§ **EXERCISE BRIEF**
Find each line in the following listing that has the string "股权的议案", then state the count and nothing else.

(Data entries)
========

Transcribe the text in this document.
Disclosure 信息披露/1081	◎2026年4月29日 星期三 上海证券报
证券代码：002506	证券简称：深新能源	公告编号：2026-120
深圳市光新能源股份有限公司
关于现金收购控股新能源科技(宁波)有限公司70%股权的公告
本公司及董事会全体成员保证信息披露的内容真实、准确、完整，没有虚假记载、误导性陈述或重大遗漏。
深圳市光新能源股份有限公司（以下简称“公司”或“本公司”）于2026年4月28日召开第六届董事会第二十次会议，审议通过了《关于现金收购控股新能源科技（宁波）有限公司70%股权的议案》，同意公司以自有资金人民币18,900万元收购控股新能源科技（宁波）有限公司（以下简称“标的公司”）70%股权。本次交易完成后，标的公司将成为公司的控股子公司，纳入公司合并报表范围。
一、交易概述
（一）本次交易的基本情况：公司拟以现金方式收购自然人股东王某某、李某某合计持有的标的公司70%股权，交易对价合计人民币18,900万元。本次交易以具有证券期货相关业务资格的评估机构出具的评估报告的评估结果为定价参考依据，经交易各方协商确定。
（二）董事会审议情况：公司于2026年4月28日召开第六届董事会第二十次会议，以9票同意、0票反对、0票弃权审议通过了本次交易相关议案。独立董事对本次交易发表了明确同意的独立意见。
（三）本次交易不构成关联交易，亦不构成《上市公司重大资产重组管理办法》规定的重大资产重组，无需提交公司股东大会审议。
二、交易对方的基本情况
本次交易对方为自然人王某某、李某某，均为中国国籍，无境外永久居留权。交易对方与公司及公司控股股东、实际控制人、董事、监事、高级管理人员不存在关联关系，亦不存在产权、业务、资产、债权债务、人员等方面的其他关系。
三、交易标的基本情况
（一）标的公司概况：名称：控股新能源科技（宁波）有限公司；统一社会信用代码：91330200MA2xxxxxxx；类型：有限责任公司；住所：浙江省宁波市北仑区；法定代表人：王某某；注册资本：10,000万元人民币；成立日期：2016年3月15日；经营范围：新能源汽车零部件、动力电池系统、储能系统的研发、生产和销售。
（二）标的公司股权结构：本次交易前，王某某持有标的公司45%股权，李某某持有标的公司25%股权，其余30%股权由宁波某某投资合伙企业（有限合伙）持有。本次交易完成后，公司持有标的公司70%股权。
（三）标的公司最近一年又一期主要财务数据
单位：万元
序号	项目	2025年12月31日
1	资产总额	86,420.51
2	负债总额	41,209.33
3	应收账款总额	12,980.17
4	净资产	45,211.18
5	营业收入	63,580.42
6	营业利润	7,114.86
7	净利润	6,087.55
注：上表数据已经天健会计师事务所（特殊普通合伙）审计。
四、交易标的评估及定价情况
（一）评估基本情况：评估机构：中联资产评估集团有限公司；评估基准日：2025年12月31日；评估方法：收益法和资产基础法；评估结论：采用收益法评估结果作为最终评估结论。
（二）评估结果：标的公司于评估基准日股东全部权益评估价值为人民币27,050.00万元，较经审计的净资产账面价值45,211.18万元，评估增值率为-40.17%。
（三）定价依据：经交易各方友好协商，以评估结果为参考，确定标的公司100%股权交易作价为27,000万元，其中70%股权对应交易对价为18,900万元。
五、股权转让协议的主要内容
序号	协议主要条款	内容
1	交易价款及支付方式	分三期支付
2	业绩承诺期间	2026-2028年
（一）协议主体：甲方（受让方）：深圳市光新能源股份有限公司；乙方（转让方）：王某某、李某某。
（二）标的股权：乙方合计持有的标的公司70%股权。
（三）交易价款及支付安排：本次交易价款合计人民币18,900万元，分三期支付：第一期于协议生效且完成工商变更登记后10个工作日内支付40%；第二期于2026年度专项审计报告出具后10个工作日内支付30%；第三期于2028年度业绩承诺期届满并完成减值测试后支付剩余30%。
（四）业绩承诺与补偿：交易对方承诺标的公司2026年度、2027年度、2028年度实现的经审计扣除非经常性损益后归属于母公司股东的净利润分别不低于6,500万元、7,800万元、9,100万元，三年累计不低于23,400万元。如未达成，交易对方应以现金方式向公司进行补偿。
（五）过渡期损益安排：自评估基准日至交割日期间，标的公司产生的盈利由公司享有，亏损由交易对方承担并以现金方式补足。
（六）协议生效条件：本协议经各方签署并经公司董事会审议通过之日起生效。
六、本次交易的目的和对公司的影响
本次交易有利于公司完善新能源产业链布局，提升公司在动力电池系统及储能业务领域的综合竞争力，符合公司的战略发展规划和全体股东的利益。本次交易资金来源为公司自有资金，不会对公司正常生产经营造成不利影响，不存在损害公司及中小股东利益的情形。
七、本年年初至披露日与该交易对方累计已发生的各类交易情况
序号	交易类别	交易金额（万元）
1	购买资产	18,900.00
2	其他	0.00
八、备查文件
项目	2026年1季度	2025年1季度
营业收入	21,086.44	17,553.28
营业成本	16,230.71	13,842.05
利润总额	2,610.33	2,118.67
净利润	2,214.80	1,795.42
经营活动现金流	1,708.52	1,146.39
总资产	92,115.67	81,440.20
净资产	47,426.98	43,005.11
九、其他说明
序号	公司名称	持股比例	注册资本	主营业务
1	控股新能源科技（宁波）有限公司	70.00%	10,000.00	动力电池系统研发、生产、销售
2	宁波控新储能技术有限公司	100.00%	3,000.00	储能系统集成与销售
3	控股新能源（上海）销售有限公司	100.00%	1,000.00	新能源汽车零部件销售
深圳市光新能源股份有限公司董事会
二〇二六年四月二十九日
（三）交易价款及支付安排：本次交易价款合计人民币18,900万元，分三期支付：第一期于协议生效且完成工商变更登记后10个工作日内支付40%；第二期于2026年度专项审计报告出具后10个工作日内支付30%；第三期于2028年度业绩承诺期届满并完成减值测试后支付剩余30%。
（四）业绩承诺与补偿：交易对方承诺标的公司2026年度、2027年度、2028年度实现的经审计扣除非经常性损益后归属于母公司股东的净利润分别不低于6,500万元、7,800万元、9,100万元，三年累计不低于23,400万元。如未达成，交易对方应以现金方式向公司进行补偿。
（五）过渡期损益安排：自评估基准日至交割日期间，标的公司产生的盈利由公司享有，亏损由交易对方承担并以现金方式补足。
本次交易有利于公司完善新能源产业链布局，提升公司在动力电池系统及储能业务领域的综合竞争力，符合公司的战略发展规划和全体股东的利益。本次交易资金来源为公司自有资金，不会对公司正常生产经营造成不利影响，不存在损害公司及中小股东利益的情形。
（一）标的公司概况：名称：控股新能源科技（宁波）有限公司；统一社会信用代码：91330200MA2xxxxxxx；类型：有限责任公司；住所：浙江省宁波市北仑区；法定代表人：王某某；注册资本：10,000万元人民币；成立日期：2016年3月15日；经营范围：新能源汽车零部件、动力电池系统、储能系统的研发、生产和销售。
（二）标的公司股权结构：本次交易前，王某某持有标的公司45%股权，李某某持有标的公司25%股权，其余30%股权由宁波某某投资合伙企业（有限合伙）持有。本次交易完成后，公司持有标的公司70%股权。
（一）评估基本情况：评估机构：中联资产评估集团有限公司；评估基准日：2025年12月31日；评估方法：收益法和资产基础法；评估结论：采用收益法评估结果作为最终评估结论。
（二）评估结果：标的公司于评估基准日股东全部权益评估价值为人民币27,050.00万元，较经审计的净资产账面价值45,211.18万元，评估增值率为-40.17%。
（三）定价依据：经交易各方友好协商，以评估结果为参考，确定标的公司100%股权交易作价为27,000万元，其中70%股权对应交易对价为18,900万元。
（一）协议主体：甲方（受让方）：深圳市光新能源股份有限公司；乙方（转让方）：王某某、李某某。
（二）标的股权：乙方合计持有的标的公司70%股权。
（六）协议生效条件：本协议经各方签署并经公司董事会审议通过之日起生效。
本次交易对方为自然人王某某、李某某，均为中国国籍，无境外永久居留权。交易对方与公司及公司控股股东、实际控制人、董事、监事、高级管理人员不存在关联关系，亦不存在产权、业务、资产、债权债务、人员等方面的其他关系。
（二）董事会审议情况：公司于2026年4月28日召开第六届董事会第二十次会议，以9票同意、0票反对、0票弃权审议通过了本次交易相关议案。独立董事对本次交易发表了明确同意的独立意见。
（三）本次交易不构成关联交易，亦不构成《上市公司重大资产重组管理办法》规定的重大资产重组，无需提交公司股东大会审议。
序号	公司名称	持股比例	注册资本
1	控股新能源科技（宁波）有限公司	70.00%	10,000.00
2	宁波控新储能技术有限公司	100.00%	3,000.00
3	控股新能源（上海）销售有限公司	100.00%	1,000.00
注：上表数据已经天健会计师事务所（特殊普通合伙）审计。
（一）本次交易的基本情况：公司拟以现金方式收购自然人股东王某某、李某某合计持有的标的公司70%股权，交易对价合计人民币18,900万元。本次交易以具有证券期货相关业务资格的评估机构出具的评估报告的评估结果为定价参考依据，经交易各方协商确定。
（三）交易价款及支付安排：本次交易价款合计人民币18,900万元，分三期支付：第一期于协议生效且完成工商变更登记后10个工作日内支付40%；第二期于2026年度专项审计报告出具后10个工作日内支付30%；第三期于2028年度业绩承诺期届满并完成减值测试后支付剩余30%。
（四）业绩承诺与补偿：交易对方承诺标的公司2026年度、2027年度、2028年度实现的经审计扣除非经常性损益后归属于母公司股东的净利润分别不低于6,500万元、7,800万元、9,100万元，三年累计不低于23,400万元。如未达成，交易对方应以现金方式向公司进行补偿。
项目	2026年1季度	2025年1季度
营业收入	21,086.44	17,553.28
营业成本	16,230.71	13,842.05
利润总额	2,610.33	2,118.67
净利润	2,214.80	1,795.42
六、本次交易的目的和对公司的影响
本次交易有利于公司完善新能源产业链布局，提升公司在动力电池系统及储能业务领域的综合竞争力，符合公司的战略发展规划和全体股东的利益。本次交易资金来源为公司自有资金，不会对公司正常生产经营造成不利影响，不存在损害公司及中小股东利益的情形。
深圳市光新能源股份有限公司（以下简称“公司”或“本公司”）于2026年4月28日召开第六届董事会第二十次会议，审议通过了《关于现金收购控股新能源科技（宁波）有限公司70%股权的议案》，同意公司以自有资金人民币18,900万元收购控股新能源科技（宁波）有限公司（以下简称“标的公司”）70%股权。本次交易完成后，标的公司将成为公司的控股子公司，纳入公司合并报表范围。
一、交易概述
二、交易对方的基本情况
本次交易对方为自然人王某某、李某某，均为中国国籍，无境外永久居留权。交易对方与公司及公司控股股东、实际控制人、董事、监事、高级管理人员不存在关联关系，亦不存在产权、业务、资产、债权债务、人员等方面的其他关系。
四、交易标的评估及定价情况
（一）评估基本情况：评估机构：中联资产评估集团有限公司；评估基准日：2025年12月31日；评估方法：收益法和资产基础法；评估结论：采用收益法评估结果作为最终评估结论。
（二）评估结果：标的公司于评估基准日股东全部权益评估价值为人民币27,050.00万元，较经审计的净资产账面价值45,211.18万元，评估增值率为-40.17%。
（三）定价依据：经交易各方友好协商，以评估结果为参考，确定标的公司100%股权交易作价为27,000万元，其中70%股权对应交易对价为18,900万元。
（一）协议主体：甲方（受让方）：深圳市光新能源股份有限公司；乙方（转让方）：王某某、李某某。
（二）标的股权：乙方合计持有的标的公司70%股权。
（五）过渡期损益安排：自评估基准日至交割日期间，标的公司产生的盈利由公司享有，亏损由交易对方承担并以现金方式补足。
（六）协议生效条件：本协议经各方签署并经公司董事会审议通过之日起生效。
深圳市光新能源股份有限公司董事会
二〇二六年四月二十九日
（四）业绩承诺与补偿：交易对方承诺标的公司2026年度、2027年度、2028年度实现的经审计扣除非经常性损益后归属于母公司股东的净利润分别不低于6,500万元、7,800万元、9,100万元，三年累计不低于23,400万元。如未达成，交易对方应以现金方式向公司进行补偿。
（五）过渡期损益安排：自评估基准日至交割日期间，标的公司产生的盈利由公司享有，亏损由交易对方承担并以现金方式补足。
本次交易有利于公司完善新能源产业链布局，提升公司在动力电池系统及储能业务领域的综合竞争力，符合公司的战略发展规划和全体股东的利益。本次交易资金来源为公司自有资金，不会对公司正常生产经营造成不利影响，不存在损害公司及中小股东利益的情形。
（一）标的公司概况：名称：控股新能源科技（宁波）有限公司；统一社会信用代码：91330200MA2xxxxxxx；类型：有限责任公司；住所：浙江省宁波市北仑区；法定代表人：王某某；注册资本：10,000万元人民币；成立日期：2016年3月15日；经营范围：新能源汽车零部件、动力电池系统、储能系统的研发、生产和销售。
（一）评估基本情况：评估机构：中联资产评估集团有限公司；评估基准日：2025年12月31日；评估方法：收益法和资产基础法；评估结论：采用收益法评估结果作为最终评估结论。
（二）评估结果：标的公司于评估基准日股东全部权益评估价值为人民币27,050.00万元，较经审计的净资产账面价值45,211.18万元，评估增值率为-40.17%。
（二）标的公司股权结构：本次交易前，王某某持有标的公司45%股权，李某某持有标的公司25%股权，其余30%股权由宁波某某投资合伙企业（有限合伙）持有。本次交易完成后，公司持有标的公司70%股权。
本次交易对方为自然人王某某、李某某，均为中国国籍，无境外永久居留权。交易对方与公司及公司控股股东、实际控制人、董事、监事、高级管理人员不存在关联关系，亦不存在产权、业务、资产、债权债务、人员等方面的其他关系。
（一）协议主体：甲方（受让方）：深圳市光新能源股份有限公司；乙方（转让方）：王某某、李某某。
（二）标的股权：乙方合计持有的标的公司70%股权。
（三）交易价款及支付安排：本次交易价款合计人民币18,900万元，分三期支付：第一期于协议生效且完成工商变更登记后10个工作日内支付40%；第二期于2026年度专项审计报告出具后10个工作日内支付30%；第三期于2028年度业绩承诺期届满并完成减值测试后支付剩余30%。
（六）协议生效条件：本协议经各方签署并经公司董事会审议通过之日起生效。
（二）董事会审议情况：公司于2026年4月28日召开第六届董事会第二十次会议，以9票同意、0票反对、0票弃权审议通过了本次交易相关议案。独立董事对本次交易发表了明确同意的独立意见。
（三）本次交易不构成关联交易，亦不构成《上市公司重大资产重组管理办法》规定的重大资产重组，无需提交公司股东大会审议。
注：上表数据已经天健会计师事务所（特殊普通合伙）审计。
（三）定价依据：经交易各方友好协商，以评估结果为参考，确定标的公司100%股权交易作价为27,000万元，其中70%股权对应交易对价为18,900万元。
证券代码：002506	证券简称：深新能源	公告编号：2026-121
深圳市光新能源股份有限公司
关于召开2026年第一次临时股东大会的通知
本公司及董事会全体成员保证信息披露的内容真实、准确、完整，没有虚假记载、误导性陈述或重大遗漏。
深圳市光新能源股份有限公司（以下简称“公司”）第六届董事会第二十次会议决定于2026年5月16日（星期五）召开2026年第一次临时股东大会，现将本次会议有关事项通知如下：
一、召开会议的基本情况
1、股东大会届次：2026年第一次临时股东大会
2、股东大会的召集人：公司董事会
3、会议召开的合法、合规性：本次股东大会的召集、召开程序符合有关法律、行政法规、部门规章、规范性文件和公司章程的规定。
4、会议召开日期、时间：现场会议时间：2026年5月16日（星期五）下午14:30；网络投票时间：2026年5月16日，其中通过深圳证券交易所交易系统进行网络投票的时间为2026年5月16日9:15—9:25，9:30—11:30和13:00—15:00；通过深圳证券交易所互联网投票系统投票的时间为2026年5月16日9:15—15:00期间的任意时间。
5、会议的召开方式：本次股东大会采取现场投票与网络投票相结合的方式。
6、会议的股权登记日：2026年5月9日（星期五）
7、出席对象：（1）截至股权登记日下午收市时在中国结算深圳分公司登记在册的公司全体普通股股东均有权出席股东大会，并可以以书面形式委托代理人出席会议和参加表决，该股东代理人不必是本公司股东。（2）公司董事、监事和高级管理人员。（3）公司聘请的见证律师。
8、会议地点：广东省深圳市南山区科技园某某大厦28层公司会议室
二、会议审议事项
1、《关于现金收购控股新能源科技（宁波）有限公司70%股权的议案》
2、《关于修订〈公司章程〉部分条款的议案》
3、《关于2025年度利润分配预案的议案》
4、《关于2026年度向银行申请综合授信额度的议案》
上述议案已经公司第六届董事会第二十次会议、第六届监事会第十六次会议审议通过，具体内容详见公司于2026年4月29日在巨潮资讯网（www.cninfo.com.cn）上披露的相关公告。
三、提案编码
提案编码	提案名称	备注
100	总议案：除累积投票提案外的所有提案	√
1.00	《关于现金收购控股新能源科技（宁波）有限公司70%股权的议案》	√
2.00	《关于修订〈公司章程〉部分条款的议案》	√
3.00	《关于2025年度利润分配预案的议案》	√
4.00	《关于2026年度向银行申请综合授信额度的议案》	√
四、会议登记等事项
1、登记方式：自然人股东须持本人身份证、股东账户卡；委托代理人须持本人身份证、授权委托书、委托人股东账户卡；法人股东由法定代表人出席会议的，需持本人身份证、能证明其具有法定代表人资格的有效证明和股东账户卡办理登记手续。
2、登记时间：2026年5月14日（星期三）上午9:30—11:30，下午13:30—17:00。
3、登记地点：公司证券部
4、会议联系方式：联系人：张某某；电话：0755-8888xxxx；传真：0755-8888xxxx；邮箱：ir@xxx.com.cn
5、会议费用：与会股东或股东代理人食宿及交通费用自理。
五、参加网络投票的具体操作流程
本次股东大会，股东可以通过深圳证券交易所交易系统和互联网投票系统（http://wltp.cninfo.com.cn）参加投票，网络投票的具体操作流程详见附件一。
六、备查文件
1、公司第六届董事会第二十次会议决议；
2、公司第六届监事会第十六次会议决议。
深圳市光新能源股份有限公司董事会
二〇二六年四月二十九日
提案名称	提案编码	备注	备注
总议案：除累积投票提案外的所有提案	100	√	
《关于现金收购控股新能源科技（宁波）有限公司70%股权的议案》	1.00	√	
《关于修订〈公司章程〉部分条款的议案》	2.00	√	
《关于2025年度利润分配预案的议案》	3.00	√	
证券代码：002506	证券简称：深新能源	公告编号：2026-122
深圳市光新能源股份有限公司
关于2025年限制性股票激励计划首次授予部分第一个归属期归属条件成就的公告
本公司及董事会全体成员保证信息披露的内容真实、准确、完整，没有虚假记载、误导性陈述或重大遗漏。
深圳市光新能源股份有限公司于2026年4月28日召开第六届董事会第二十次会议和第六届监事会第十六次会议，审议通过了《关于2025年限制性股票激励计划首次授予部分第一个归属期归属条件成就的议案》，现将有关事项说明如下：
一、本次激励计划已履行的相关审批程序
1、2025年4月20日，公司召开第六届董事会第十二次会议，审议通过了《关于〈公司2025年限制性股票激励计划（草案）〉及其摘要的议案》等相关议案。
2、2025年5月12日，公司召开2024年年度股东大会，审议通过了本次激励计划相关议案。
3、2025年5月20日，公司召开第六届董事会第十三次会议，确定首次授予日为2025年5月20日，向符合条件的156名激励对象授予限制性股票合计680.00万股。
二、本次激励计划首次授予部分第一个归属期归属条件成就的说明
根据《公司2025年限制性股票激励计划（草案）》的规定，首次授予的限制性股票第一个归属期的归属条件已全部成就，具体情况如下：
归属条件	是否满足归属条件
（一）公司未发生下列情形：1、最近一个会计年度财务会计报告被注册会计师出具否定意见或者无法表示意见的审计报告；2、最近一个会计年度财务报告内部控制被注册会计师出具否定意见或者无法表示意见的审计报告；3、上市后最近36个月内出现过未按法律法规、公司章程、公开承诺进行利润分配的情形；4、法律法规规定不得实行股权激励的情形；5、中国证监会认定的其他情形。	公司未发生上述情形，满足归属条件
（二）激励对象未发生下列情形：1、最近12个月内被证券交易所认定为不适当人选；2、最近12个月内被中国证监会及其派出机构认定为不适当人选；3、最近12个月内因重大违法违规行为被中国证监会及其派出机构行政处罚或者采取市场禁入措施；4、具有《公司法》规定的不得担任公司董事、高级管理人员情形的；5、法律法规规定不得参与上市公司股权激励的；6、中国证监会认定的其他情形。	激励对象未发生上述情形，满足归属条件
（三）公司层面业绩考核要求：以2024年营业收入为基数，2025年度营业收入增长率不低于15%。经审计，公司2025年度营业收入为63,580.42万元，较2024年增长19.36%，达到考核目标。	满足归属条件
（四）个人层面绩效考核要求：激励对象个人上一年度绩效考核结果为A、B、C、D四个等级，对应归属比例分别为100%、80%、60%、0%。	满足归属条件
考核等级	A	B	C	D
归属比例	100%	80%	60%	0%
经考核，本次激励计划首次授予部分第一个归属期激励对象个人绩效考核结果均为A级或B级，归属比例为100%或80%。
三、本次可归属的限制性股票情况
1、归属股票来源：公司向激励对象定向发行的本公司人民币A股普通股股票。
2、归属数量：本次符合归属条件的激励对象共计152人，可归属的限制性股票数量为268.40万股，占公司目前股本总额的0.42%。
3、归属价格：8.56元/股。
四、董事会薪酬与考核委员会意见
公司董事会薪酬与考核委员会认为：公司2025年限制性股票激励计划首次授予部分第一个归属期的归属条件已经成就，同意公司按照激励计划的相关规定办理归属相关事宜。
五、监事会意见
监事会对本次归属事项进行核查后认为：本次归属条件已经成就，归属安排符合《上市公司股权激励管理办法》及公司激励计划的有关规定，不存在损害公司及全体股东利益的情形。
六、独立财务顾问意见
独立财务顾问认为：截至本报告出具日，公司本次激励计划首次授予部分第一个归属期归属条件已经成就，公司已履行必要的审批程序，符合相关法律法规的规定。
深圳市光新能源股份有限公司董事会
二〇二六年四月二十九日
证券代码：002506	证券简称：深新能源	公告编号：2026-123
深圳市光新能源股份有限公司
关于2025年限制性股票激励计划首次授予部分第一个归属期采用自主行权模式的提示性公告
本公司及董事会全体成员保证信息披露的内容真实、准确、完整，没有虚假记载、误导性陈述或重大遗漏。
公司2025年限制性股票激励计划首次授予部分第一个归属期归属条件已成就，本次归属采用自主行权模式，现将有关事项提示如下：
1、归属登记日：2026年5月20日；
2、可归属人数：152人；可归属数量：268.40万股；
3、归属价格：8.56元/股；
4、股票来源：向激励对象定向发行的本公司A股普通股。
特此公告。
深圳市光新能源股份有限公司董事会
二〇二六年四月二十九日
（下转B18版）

========

§ **RESULT OF THE TASK**
5